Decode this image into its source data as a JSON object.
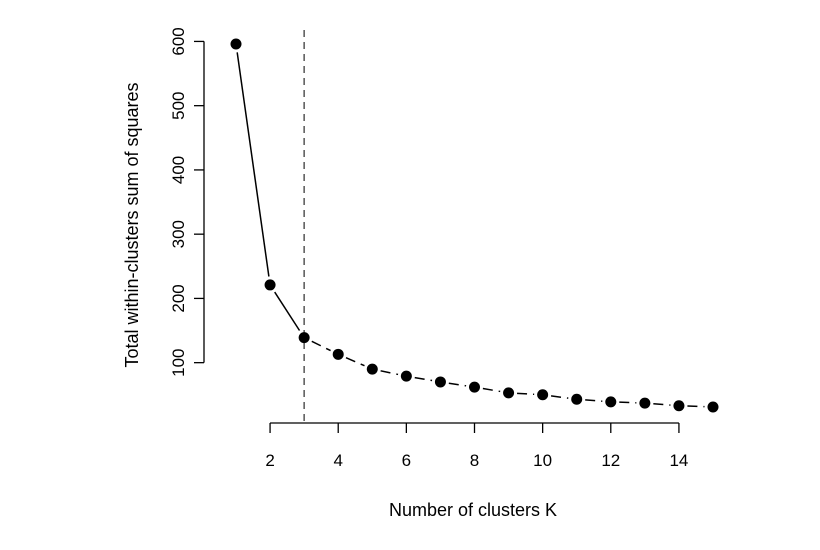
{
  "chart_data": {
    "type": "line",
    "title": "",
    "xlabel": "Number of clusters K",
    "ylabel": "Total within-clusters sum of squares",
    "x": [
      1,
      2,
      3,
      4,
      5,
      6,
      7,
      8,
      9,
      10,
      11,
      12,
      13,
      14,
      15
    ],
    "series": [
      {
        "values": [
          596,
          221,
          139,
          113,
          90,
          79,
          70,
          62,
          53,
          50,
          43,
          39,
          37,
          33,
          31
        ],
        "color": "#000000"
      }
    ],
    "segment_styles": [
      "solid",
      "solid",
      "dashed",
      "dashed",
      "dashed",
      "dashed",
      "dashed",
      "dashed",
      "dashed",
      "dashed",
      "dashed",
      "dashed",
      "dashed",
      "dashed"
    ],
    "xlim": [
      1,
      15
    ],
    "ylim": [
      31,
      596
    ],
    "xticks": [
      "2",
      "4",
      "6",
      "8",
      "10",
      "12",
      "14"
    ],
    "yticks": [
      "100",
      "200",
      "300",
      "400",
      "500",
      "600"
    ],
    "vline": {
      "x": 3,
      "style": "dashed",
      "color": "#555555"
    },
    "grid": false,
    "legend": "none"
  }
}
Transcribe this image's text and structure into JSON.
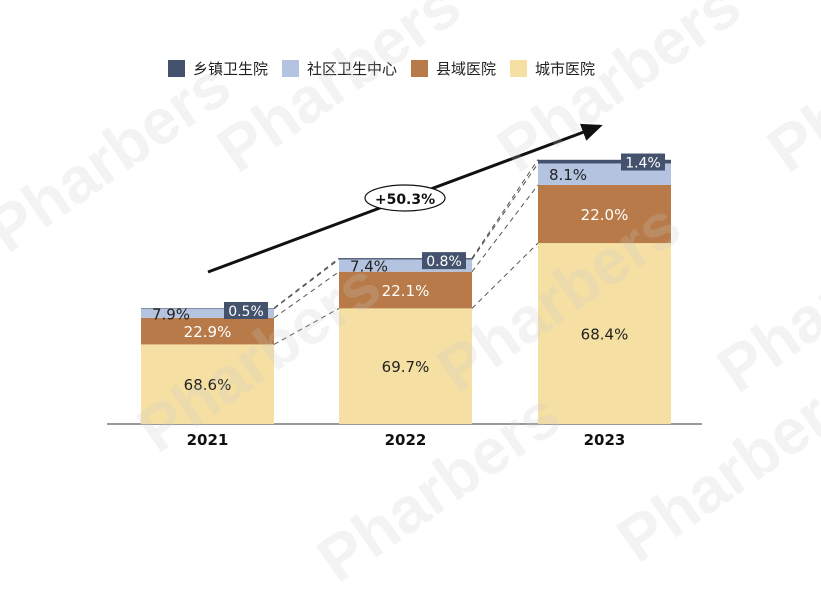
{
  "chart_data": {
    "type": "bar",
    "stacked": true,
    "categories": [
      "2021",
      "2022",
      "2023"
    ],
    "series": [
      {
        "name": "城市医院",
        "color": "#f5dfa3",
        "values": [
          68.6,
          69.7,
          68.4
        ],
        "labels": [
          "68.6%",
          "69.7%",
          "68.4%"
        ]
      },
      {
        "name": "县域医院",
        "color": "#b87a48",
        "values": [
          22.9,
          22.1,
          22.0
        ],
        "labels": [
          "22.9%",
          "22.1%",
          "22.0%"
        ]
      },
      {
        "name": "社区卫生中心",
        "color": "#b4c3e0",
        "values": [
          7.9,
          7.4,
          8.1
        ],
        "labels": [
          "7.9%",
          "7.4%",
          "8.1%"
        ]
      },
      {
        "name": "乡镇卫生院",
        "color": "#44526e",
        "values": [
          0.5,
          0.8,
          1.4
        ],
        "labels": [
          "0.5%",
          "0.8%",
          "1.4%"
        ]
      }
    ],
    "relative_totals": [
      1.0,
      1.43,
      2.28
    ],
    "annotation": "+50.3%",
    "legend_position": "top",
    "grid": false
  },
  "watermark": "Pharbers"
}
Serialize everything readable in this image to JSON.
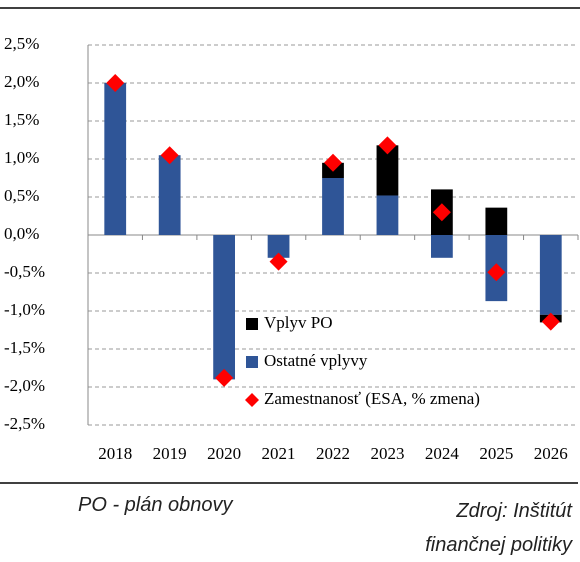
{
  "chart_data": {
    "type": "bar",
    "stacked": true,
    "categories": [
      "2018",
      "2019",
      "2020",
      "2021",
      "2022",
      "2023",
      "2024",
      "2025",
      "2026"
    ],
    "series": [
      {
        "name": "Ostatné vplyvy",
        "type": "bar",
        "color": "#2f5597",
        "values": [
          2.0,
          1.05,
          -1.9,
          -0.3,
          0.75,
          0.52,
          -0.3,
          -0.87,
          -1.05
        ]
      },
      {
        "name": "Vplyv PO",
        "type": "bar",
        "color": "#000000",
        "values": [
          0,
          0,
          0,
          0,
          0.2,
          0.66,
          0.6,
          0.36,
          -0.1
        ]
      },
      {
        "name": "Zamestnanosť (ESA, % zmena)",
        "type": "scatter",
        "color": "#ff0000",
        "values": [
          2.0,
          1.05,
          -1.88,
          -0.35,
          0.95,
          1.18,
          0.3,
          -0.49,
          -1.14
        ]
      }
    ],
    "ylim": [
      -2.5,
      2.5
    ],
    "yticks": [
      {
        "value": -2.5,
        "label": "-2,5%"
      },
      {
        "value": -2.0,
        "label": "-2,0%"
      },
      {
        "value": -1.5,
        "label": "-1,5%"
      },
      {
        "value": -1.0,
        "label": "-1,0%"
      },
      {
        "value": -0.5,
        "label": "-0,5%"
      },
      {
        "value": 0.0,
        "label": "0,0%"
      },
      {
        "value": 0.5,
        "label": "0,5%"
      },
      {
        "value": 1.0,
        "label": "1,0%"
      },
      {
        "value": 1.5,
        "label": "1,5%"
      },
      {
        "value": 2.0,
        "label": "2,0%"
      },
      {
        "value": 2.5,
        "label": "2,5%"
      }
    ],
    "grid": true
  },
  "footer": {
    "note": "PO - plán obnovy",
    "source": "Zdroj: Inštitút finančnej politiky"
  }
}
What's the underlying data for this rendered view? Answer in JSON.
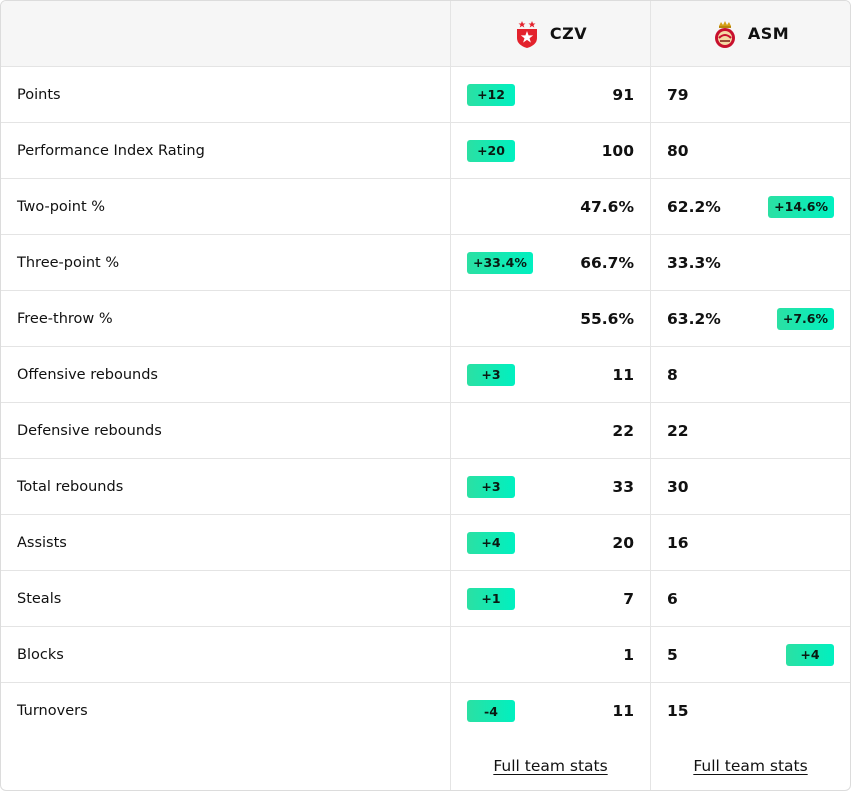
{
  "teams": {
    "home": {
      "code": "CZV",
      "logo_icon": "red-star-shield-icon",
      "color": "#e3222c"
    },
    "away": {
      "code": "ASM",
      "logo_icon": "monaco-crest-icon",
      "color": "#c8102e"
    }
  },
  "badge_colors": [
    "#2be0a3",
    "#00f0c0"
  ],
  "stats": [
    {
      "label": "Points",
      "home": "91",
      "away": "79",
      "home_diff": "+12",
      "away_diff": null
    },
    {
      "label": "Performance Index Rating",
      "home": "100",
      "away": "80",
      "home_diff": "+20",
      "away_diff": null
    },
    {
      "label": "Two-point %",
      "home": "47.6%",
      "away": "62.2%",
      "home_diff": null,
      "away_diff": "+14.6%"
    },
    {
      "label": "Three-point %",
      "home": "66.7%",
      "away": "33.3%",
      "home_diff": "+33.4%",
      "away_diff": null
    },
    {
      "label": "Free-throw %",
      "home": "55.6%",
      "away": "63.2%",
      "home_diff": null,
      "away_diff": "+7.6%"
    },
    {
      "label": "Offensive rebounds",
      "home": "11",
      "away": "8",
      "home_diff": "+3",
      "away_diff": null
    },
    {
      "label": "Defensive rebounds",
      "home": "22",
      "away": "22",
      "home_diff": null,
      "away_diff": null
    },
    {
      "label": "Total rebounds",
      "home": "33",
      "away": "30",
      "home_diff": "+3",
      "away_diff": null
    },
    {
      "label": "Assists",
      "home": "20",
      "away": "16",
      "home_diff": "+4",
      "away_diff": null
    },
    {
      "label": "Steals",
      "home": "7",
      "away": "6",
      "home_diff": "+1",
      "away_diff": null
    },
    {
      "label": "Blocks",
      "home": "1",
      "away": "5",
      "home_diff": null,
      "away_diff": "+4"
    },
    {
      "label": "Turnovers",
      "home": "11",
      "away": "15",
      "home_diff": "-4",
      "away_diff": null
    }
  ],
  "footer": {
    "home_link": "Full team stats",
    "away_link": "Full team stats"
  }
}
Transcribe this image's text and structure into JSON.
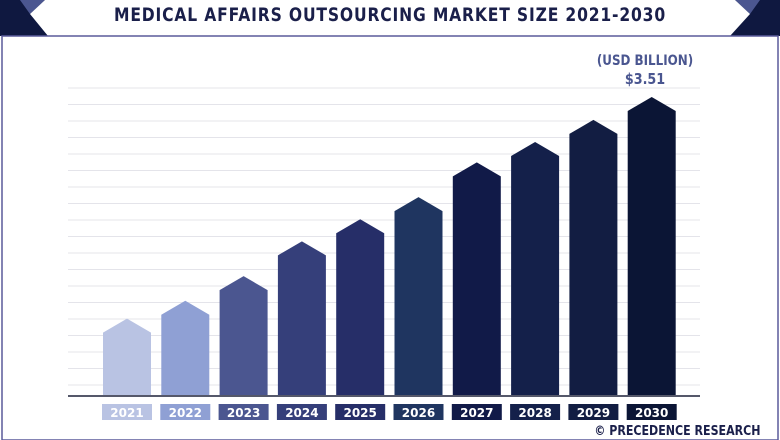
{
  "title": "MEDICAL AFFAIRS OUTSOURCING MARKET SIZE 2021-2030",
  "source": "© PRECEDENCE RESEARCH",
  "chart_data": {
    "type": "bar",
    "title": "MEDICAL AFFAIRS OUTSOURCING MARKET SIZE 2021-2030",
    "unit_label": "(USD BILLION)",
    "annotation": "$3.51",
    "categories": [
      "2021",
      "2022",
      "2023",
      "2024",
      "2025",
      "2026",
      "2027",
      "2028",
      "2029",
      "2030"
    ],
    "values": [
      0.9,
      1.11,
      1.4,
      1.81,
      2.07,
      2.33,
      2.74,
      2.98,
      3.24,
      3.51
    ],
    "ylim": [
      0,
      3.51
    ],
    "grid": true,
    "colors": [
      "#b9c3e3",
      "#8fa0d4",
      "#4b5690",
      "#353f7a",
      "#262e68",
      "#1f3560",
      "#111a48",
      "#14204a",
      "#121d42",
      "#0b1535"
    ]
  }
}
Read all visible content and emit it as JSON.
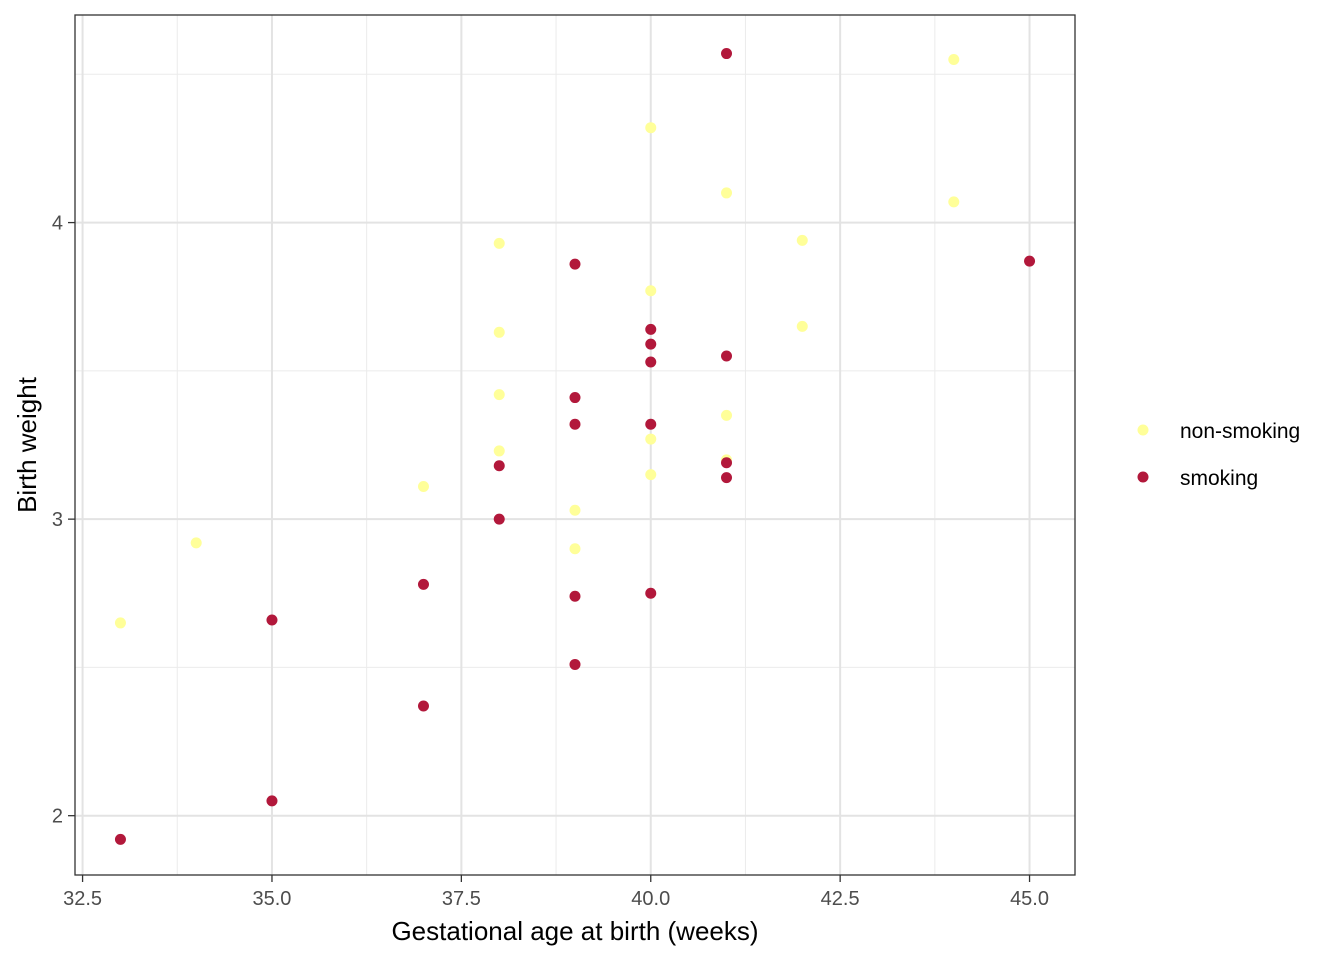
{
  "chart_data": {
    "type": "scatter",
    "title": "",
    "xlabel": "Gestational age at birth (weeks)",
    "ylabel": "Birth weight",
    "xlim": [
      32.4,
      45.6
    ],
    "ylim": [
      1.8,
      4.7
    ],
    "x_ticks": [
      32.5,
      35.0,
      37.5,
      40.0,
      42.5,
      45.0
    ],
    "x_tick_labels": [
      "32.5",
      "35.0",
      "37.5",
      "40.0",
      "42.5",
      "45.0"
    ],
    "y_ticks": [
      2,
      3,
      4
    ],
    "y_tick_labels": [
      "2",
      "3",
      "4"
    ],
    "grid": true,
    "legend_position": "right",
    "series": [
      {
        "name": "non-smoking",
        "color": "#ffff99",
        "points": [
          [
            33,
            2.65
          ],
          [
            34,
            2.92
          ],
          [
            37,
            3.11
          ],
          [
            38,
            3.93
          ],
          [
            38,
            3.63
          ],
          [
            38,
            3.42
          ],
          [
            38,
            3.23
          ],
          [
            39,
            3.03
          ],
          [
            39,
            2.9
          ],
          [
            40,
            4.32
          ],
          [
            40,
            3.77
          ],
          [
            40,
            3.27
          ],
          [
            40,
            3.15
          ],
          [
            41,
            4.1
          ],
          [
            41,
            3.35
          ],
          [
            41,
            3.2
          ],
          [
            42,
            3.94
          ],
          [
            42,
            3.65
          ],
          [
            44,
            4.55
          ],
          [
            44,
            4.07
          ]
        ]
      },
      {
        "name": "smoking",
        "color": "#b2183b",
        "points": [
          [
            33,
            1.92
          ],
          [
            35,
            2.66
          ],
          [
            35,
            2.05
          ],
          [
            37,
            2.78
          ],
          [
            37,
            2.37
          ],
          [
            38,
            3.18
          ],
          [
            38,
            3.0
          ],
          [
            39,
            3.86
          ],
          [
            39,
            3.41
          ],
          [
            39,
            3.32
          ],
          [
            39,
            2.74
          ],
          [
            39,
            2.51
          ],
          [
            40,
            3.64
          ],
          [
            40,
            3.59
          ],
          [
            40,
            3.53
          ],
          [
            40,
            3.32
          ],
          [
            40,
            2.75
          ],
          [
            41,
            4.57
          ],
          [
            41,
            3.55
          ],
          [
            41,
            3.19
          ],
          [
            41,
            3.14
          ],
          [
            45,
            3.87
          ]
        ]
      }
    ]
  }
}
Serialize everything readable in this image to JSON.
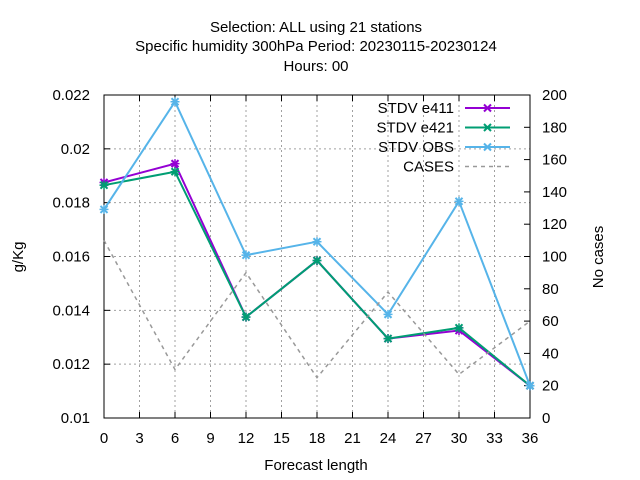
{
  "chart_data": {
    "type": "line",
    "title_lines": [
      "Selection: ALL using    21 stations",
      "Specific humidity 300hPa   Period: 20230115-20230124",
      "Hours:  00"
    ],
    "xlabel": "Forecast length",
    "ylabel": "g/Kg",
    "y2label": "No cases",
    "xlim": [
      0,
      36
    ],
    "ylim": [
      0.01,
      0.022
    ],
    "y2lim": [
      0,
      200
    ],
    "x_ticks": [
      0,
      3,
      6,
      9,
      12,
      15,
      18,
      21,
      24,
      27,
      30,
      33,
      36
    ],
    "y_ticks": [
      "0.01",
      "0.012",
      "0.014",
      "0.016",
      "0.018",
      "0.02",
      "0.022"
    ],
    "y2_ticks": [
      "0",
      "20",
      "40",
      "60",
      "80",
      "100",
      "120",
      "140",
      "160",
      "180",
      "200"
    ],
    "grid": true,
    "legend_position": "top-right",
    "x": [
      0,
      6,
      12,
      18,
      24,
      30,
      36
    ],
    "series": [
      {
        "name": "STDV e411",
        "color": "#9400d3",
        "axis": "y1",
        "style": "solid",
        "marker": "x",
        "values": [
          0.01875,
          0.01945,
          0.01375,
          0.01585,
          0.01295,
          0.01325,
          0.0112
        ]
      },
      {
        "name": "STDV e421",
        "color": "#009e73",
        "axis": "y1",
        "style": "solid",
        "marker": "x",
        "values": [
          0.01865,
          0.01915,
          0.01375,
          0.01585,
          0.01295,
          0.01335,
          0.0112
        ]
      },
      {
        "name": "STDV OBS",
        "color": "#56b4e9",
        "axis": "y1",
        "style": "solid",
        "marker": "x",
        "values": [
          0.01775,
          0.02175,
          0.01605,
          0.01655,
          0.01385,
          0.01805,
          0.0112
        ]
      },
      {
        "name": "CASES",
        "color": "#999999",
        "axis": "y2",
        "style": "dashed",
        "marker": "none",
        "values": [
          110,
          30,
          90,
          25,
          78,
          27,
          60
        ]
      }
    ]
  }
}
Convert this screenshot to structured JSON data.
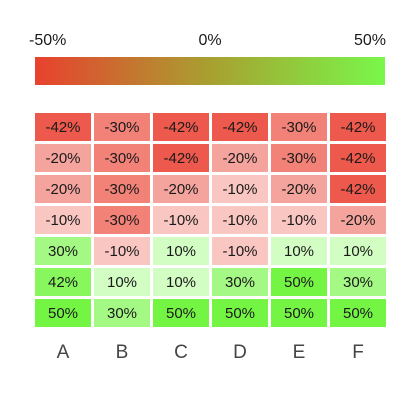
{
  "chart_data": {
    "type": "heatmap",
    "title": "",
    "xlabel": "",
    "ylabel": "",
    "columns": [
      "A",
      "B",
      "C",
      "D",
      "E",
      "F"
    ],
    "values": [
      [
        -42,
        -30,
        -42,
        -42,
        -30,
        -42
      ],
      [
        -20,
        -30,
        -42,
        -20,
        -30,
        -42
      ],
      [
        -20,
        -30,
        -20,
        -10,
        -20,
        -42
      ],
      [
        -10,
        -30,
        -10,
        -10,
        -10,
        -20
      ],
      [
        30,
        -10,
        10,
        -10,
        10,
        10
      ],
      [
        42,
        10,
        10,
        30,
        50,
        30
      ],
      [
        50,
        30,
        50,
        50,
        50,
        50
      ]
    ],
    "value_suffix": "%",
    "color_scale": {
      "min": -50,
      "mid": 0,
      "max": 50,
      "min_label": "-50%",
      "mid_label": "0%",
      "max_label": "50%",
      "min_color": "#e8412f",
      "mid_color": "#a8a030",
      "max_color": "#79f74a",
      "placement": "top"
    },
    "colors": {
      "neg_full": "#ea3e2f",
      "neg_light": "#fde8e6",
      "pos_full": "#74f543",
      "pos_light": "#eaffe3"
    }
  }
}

-*-*-

Given instruction:
Copy the final stretch of lines, starting at the one that holds "Convert this screenshot" and ending at the last line of the data, exactly; omit pictures.

Final result:
Convert this screenshot to structured JSON data.
{
  "chart_data": {
    "type": "heatmap",
    "title": "",
    "xlabel": "",
    "ylabel": "",
    "columns": [
      "A",
      "B",
      "C",
      "D",
      "E",
      "F"
    ],
    "values": [
      [
        -42,
        -30,
        -42,
        -42,
        -30,
        -42
      ],
      [
        -20,
        -30,
        -42,
        -20,
        -30,
        -42
      ],
      [
        -20,
        -30,
        -20,
        -10,
        -20,
        -42
      ],
      [
        -10,
        -30,
        -10,
        -10,
        -10,
        -20
      ],
      [
        30,
        -10,
        10,
        -10,
        10,
        10
      ],
      [
        42,
        10,
        10,
        30,
        50,
        30
      ],
      [
        50,
        30,
        50,
        50,
        50,
        50
      ]
    ],
    "value_suffix": "%",
    "color_scale": {
      "min": -50,
      "mid": 0,
      "max": 50,
      "min_label": "-50%",
      "mid_label": "0%",
      "max_label": "50%",
      "min_color": "#e8412f",
      "mid_color": "#a8a030",
      "max_color": "#79f74a",
      "placement": "top"
    },
    "colors": {
      "neg_full": "#ea3e2f",
      "neg_light": "#fde8e6",
      "pos_full": "#74f543",
      "pos_light": "#eaffe3"
    }
  }
}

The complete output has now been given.